— start —
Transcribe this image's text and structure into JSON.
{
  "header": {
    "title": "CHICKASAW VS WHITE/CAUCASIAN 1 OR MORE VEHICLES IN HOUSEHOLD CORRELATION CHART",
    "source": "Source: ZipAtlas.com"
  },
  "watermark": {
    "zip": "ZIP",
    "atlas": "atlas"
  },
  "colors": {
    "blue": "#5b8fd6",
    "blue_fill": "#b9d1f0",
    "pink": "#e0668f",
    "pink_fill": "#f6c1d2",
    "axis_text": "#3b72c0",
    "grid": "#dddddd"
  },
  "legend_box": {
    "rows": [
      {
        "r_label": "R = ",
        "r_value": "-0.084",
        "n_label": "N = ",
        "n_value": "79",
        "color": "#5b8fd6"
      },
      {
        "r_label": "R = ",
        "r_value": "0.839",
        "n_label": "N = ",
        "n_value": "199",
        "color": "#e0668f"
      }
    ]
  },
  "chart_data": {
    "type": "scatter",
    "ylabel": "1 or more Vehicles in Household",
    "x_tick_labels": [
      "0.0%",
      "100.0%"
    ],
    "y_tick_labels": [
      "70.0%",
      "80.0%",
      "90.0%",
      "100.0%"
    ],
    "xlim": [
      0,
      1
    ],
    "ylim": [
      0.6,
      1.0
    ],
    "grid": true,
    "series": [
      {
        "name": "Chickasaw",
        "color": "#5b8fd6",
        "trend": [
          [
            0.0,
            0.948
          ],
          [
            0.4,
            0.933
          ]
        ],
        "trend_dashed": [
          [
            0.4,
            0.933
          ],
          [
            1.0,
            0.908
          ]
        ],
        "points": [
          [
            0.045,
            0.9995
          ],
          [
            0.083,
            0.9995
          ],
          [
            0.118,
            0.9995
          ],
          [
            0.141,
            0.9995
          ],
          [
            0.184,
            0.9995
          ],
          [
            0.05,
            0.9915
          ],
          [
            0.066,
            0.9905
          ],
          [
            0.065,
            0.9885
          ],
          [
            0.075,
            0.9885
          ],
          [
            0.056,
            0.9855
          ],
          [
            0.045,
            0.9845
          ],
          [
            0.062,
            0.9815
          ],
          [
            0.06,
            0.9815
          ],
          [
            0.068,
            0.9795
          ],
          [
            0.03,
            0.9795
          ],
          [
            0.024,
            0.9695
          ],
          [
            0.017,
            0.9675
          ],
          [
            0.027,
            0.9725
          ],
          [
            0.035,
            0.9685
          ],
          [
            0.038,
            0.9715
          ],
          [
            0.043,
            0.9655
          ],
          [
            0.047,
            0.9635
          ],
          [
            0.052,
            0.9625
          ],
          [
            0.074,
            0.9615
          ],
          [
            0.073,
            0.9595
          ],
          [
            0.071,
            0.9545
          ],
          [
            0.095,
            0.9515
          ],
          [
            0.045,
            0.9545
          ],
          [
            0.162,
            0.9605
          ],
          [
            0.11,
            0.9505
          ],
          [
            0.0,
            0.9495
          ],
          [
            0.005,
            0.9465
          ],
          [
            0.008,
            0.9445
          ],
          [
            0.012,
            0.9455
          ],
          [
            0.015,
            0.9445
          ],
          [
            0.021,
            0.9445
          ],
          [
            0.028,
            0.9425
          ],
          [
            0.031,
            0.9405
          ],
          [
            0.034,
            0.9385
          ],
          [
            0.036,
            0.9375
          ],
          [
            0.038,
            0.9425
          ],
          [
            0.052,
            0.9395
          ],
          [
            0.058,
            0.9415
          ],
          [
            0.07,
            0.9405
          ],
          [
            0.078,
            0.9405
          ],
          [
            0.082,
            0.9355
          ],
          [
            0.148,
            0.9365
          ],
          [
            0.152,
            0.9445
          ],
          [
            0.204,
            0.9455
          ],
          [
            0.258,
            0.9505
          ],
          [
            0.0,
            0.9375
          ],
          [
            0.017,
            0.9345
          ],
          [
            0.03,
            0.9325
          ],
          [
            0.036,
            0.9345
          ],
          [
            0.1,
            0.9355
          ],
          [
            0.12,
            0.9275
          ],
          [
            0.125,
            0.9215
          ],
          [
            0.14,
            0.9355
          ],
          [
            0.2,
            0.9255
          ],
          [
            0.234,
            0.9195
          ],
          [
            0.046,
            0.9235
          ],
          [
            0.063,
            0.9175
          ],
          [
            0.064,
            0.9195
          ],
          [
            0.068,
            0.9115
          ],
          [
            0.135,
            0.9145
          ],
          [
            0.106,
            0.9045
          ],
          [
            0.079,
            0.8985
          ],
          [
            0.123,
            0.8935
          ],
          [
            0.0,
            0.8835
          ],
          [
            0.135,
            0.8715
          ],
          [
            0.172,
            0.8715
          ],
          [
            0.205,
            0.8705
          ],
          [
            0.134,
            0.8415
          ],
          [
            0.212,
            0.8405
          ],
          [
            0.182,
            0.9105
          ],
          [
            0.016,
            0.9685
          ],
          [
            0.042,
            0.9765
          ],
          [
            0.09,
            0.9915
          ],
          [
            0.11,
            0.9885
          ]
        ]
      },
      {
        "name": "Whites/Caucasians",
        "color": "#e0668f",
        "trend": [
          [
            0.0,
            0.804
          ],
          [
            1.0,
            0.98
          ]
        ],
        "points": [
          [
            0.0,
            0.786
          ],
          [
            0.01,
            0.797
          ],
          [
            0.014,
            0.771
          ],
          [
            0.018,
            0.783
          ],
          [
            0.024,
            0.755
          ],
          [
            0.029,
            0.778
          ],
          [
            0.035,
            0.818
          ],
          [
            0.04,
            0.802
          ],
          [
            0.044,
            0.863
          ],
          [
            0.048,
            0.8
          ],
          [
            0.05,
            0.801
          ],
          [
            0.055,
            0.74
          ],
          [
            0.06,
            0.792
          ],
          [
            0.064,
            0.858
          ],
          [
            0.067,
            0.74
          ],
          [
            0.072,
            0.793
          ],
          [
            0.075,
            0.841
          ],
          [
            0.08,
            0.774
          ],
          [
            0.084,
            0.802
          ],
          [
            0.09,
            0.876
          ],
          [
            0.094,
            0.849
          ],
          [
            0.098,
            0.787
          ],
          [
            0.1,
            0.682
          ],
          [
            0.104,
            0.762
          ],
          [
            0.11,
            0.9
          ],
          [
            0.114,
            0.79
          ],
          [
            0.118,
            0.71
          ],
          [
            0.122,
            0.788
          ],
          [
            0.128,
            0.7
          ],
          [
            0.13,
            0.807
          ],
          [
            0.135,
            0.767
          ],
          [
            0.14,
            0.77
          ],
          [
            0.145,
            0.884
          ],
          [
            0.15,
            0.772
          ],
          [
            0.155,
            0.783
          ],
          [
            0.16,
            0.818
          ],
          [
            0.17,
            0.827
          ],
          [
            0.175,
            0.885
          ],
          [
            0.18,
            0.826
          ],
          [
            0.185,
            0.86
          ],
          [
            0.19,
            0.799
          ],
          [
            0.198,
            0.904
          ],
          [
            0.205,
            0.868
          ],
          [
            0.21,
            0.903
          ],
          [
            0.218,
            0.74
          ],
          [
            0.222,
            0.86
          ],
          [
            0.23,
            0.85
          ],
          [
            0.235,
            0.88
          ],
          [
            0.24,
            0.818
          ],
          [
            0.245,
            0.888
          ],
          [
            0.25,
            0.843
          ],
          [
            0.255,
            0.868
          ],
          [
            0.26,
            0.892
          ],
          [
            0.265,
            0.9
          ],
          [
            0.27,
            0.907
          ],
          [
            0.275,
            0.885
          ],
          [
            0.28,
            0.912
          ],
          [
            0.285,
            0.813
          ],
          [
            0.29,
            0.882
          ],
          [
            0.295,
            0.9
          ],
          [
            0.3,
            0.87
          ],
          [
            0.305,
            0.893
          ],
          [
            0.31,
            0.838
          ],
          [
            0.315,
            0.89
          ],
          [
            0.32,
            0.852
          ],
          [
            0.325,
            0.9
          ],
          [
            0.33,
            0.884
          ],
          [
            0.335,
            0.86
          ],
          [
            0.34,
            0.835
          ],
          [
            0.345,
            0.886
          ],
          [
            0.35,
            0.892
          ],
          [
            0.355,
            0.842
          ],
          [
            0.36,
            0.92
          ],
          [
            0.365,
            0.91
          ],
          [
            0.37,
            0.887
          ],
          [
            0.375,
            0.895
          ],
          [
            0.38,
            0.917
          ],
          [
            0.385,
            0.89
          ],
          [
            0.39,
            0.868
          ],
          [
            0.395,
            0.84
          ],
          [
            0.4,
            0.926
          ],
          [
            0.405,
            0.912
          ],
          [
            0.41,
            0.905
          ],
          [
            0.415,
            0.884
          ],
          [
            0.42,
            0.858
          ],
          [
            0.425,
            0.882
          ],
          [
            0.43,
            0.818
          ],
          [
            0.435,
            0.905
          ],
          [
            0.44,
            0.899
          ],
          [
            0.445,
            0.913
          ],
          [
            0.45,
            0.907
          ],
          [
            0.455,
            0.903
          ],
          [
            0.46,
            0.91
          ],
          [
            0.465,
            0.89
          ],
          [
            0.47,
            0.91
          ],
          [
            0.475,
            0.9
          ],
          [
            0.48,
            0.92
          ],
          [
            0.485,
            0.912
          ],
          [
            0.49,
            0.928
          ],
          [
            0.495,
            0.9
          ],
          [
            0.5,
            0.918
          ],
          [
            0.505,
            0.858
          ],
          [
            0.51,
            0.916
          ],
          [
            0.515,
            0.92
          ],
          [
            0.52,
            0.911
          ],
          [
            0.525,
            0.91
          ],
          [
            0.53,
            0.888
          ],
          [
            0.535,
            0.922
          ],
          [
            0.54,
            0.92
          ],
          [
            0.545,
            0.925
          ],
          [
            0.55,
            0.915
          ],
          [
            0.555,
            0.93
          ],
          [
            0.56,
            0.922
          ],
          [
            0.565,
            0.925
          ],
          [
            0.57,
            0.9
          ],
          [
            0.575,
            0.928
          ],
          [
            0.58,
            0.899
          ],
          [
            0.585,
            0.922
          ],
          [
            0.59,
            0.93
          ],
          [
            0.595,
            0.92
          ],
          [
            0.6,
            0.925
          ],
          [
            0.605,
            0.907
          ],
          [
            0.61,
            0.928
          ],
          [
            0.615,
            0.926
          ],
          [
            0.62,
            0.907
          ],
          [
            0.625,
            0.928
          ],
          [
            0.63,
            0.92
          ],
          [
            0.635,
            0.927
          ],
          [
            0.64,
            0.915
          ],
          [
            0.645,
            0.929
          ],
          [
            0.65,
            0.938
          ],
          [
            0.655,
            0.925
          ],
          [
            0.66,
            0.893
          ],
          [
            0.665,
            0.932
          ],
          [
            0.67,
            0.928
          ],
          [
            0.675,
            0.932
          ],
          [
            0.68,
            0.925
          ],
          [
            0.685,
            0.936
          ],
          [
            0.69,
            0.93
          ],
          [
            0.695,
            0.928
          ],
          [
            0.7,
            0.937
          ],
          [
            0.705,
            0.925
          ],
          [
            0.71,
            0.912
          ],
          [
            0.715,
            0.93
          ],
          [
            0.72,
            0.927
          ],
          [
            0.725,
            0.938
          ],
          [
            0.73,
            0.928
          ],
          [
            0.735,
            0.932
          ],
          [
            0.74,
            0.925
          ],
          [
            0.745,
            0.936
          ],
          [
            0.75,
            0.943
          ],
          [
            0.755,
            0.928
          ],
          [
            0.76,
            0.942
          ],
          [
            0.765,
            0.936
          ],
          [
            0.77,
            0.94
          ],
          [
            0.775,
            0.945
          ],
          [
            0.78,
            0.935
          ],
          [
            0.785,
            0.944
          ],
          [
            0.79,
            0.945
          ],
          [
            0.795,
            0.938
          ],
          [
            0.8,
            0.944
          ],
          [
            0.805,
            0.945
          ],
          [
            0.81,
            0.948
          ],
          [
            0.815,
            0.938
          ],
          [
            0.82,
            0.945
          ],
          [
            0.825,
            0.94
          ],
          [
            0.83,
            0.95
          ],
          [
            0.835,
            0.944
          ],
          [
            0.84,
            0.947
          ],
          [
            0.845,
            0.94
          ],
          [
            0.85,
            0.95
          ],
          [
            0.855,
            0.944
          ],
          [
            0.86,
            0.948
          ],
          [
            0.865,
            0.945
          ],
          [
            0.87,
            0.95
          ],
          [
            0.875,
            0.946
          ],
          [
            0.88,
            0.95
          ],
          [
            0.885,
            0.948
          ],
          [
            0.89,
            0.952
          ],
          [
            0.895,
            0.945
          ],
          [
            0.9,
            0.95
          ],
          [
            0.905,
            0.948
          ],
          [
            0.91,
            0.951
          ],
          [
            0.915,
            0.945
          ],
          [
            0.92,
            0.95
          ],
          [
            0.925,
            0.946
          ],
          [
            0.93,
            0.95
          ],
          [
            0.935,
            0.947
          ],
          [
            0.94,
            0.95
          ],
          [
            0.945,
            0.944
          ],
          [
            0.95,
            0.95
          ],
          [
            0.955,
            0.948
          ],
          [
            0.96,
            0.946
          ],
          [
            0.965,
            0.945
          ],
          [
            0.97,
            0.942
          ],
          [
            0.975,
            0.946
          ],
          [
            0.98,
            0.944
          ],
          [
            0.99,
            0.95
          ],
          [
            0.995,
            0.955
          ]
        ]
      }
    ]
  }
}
— end —
- **GIVEN REQUEST**
How many lines of these entries contain "name"? Answer with the number and nothing else.

- **EXERCISE OUTPUT**
2